- **Task description**
Find the word "ylabel" in the records below. List each line containing it.

- **Records for processing**

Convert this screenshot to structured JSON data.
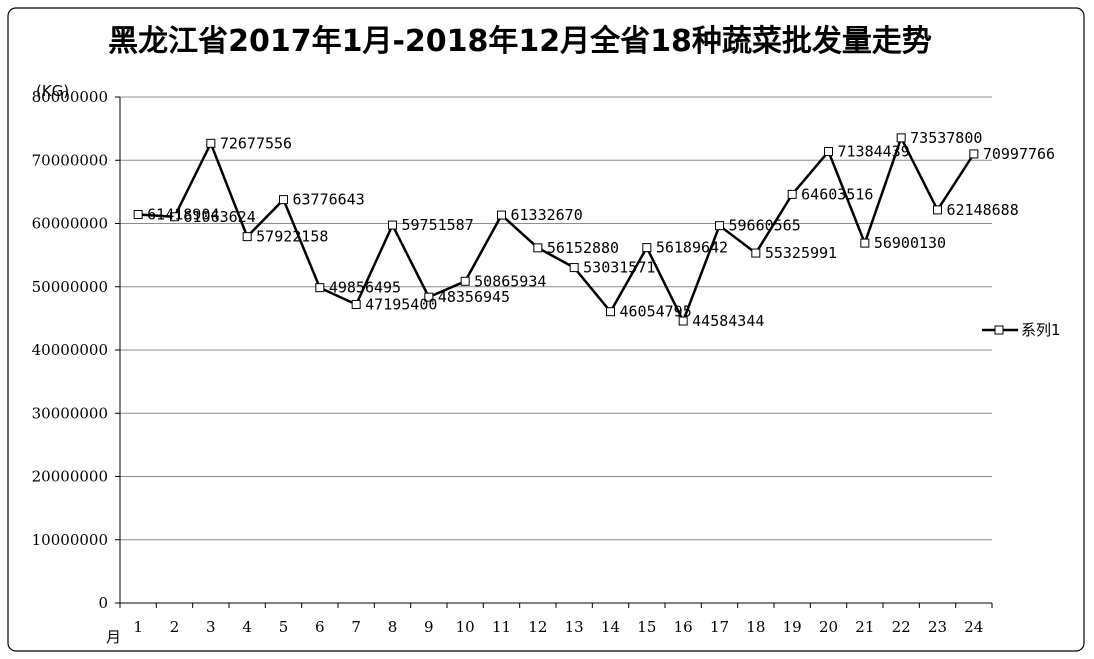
{
  "chart_data": {
    "type": "line",
    "title": "黑龙江省2017年1月-2018年12月全省18种蔬菜批发量走势",
    "ylabel": "(KG)",
    "xlabel": "月",
    "ylim": [
      0,
      80000000
    ],
    "yticks": [
      "0",
      "10000000",
      "20000000",
      "30000000",
      "40000000",
      "50000000",
      "60000000",
      "70000000",
      "80000000"
    ],
    "grid": true,
    "legend_position": "right",
    "categories": [
      "1",
      "2",
      "3",
      "4",
      "5",
      "6",
      "7",
      "8",
      "9",
      "10",
      "11",
      "12",
      "13",
      "14",
      "15",
      "16",
      "17",
      "18",
      "19",
      "20",
      "21",
      "22",
      "23",
      "24"
    ],
    "series": [
      {
        "name": "系列1",
        "color": "#000000",
        "values": [
          61418904,
          61063624,
          72677556,
          57922158,
          63776643,
          49856495,
          47195400,
          59751587,
          48356945,
          50865934,
          61332670,
          56152880,
          53031571,
          46054795,
          56189642,
          44584344,
          59660565,
          55325991,
          64603516,
          71384439,
          56900130,
          73537800,
          62148688,
          70997766
        ],
        "labels": [
          "61418904",
          "61063624",
          "72677556",
          "57922158",
          "63776643",
          "49856495",
          "47195400",
          "59751587",
          "48356945",
          "50865934",
          "61332670",
          "56152880",
          "53031571",
          "46054795",
          "56189642",
          "44584344",
          "59660565",
          "55325991",
          "64603516",
          "71384439",
          "56900130",
          "73537800",
          "62148688",
          "70997766"
        ]
      }
    ]
  }
}
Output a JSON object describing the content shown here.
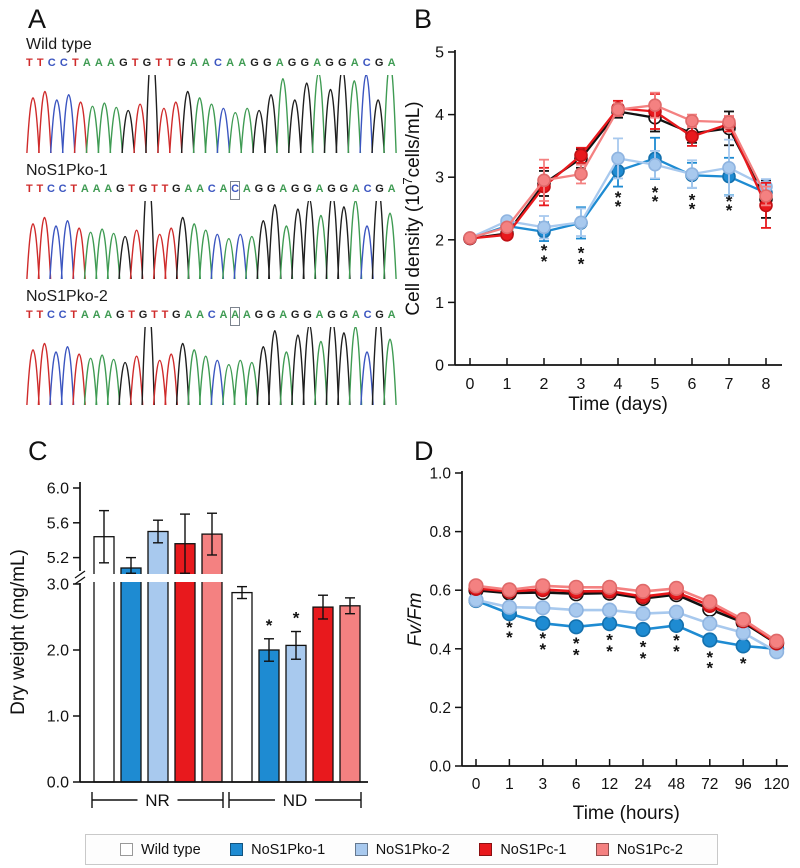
{
  "panel_labels": {
    "a": "A",
    "b": "B",
    "c": "C",
    "d": "D"
  },
  "palette": {
    "wild_type": "#111111",
    "ko1": "#1e8bd2",
    "ko2": "#a8c9ee",
    "pc1": "#e8191d",
    "pc2": "#f48181",
    "asterisk_dark": "#2287d3",
    "asterisk_light": "#a8c9ee"
  },
  "panel_a": {
    "base_colors": {
      "A": "#3f9b53",
      "C": "#3b55c0",
      "G": "#1f1f1f",
      "T": "#cf2b2b"
    },
    "tracks": [
      {
        "name": "Wild type",
        "sequence": "TTCCTAAAGTGTTGAACAAGGAGGAGGACGA",
        "boxed_index": -1
      },
      {
        "name": "NoS1Pko-1",
        "sequence": "TTCCTAAAGTGTTGAACACAGGAGGAGGACGA",
        "boxed_index": 18
      },
      {
        "name": "NoS1Pko-2",
        "sequence": "TTCCTAAAGTGTTGAACAAAGGAGGAGGACGA",
        "boxed_index": 18
      }
    ]
  },
  "chart_data": [
    {
      "id": "B",
      "type": "line",
      "title": "",
      "xlabel": "Time (days)",
      "ylabel": "Cell density (10⁷cells/mL)",
      "x": [
        0,
        1,
        2,
        3,
        4,
        5,
        6,
        7,
        8
      ],
      "ylim": [
        0,
        5
      ],
      "yticks": [
        0,
        1,
        2,
        3,
        4,
        5
      ],
      "grid": false,
      "series": [
        {
          "name": "Wild type",
          "color": "#111111",
          "fill": "#ffffff",
          "stroke": "#111111",
          "values": [
            2.02,
            2.1,
            2.9,
            3.3,
            4.05,
            3.95,
            3.7,
            3.78,
            2.65
          ],
          "errors": [
            0.03,
            0.05,
            0.2,
            0.15,
            0.1,
            0.22,
            0.15,
            0.27,
            0.3
          ]
        },
        {
          "name": "NoS1Pko-1",
          "color": "#1e8bd2",
          "fill": "#1e8bd2",
          "stroke": "#1470ad",
          "values": [
            2.02,
            2.22,
            2.13,
            2.27,
            3.1,
            3.3,
            3.03,
            3.01,
            2.75
          ],
          "errors": [
            0.03,
            0.05,
            0.15,
            0.25,
            0.25,
            0.33,
            0.2,
            0.3,
            0.15
          ]
        },
        {
          "name": "NoS1Pko-2",
          "color": "#a8c9ee",
          "fill": "#a8c9ee",
          "stroke": "#8fb4e0",
          "values": [
            2.03,
            2.3,
            2.2,
            2.28,
            3.3,
            3.2,
            3.05,
            3.15,
            2.85
          ],
          "errors": [
            0.03,
            0.05,
            0.18,
            0.22,
            0.32,
            0.22,
            0.22,
            0.45,
            0.12
          ]
        },
        {
          "name": "NoS1Pc-1",
          "color": "#e8191d",
          "fill": "#e8191d",
          "stroke": "#c01014",
          "values": [
            2.02,
            2.08,
            2.85,
            3.35,
            4.1,
            4.05,
            3.65,
            3.85,
            2.55
          ],
          "errors": [
            0.03,
            0.05,
            0.3,
            0.12,
            0.12,
            0.28,
            0.15,
            0.12,
            0.36
          ]
        },
        {
          "name": "NoS1Pc-2",
          "color": "#f48181",
          "fill": "#f48181",
          "stroke": "#df6a6a",
          "values": [
            2.03,
            2.2,
            2.95,
            3.05,
            4.08,
            4.15,
            3.9,
            3.88,
            2.7
          ],
          "errors": [
            0.03,
            0.05,
            0.33,
            0.15,
            0.1,
            0.2,
            0.1,
            0.1,
            0.15
          ]
        }
      ],
      "asterisks": [
        {
          "x": 2,
          "y": 1.84,
          "tone": "light"
        },
        {
          "x": 2,
          "y": 1.66,
          "tone": "dark"
        },
        {
          "x": 3,
          "y": 1.8,
          "tone": "light"
        },
        {
          "x": 3,
          "y": 1.62,
          "tone": "dark"
        },
        {
          "x": 4,
          "y": 2.68,
          "tone": "light"
        },
        {
          "x": 4,
          "y": 2.54,
          "tone": "dark"
        },
        {
          "x": 5,
          "y": 2.76,
          "tone": "light"
        },
        {
          "x": 5,
          "y": 2.62,
          "tone": "dark"
        },
        {
          "x": 6,
          "y": 2.64,
          "tone": "light"
        },
        {
          "x": 6,
          "y": 2.5,
          "tone": "dark"
        },
        {
          "x": 7,
          "y": 2.62,
          "tone": "light"
        },
        {
          "x": 7,
          "y": 2.48,
          "tone": "dark"
        }
      ]
    },
    {
      "id": "C",
      "type": "bar",
      "title": "",
      "xlabel": "",
      "ylabel": "Dry weight (mg/mL)",
      "groups": [
        "NR",
        "ND"
      ],
      "axis_break": {
        "lower_max": 3.2,
        "upper_min": 5.0
      },
      "yticks_lower": [
        0.0,
        1.0,
        2.0,
        3.0
      ],
      "yticks_upper": [
        5.2,
        5.6,
        6.0
      ],
      "ylim": [
        0,
        6
      ],
      "series": [
        {
          "name": "Wild type",
          "fill": "#ffffff",
          "values": [
            5.44,
            2.87
          ],
          "errors": [
            0.3,
            0.09
          ]
        },
        {
          "name": "NoS1Pko-1",
          "fill": "#1e8bd2",
          "values": [
            5.08,
            2.0
          ],
          "errors": [
            0.12,
            0.17
          ]
        },
        {
          "name": "NoS1Pko-2",
          "fill": "#a8c9ee",
          "values": [
            5.5,
            2.07
          ],
          "errors": [
            0.13,
            0.21
          ]
        },
        {
          "name": "NoS1Pc-1",
          "fill": "#e8191d",
          "values": [
            5.36,
            2.65
          ],
          "errors": [
            0.34,
            0.18
          ]
        },
        {
          "name": "NoS1Pc-2",
          "fill": "#f48181",
          "values": [
            5.47,
            2.67
          ],
          "errors": [
            0.24,
            0.12
          ]
        }
      ],
      "significance": [
        {
          "group_index": 1,
          "series_index": 1,
          "label": "*"
        },
        {
          "group_index": 1,
          "series_index": 2,
          "label": "*"
        }
      ]
    },
    {
      "id": "D",
      "type": "line",
      "title": "",
      "xlabel": "Time (hours)",
      "ylabel": "Fv/Fm",
      "x": [
        0,
        1,
        3,
        6,
        12,
        24,
        48,
        72,
        96,
        120
      ],
      "ylim": [
        0,
        1
      ],
      "yticks": [
        0.0,
        0.2,
        0.4,
        0.6,
        0.8,
        1.0
      ],
      "grid": false,
      "series": [
        {
          "name": "Wild type",
          "color": "#111111",
          "fill": "#ffffff",
          "stroke": "#111111",
          "values": [
            0.6,
            0.59,
            0.592,
            0.588,
            0.59,
            0.572,
            0.585,
            0.535,
            0.49,
            0.418
          ],
          "errors": [
            0.01,
            0.01,
            0.01,
            0.01,
            0.01,
            0.012,
            0.01,
            0.012,
            0.015,
            0.012
          ]
        },
        {
          "name": "NoS1Pko-1",
          "color": "#1e8bd2",
          "fill": "#1e8bd2",
          "stroke": "#1470ad",
          "values": [
            0.565,
            0.52,
            0.487,
            0.475,
            0.486,
            0.466,
            0.48,
            0.43,
            0.41,
            0.4
          ],
          "errors": [
            0.01,
            0.012,
            0.012,
            0.012,
            0.012,
            0.012,
            0.012,
            0.012,
            0.012,
            0.01
          ]
        },
        {
          "name": "NoS1Pko-2",
          "color": "#a8c9ee",
          "fill": "#a8c9ee",
          "stroke": "#8fb4e0",
          "values": [
            0.567,
            0.542,
            0.54,
            0.532,
            0.532,
            0.52,
            0.525,
            0.486,
            0.455,
            0.39
          ],
          "errors": [
            0.01,
            0.012,
            0.012,
            0.012,
            0.012,
            0.012,
            0.012,
            0.015,
            0.012,
            0.01
          ]
        },
        {
          "name": "NoS1Pc-1",
          "color": "#e8191d",
          "fill": "#e8191d",
          "stroke": "#c01014",
          "values": [
            0.606,
            0.596,
            0.602,
            0.596,
            0.597,
            0.578,
            0.592,
            0.548,
            0.496,
            0.42
          ],
          "errors": [
            0.01,
            0.01,
            0.01,
            0.01,
            0.01,
            0.01,
            0.01,
            0.012,
            0.012,
            0.01
          ]
        },
        {
          "name": "NoS1Pc-2",
          "color": "#f48181",
          "fill": "#f48181",
          "stroke": "#df6a6a",
          "values": [
            0.615,
            0.601,
            0.615,
            0.61,
            0.61,
            0.596,
            0.606,
            0.56,
            0.5,
            0.426
          ],
          "errors": [
            0.01,
            0.01,
            0.01,
            0.01,
            0.01,
            0.01,
            0.01,
            0.012,
            0.012,
            0.01
          ]
        }
      ],
      "asterisks": [
        {
          "x": 1,
          "y": 0.475,
          "tone": "light"
        },
        {
          "x": 1,
          "y": 0.44,
          "tone": "dark"
        },
        {
          "x": 3,
          "y": 0.437,
          "tone": "light"
        },
        {
          "x": 3,
          "y": 0.4,
          "tone": "dark"
        },
        {
          "x": 6,
          "y": 0.42,
          "tone": "light"
        },
        {
          "x": 6,
          "y": 0.38,
          "tone": "dark"
        },
        {
          "x": 12,
          "y": 0.432,
          "tone": "light"
        },
        {
          "x": 12,
          "y": 0.392,
          "tone": "dark"
        },
        {
          "x": 24,
          "y": 0.408,
          "tone": "light"
        },
        {
          "x": 24,
          "y": 0.368,
          "tone": "dark"
        },
        {
          "x": 48,
          "y": 0.43,
          "tone": "light"
        },
        {
          "x": 48,
          "y": 0.392,
          "tone": "dark"
        },
        {
          "x": 72,
          "y": 0.372,
          "tone": "light"
        },
        {
          "x": 72,
          "y": 0.336,
          "tone": "dark"
        },
        {
          "x": 96,
          "y": 0.352,
          "tone": "dark"
        }
      ]
    }
  ],
  "legend": {
    "items": [
      {
        "label": "Wild type",
        "color": "#ffffff"
      },
      {
        "label": "NoS1Pko-1",
        "color": "#1e8bd2"
      },
      {
        "label": "NoS1Pko-2",
        "color": "#a8c9ee"
      },
      {
        "label": "NoS1Pc-1",
        "color": "#e8191d"
      },
      {
        "label": "NoS1Pc-2",
        "color": "#f48181"
      }
    ]
  }
}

- **Exercise result**
    "ylabel": "(KG)",
      "ylabel": "Cell density (10⁷cells/mL)",
      "ylabel": "Dry weight (mg/mL)",
      "ylabel": "Fv/Fm",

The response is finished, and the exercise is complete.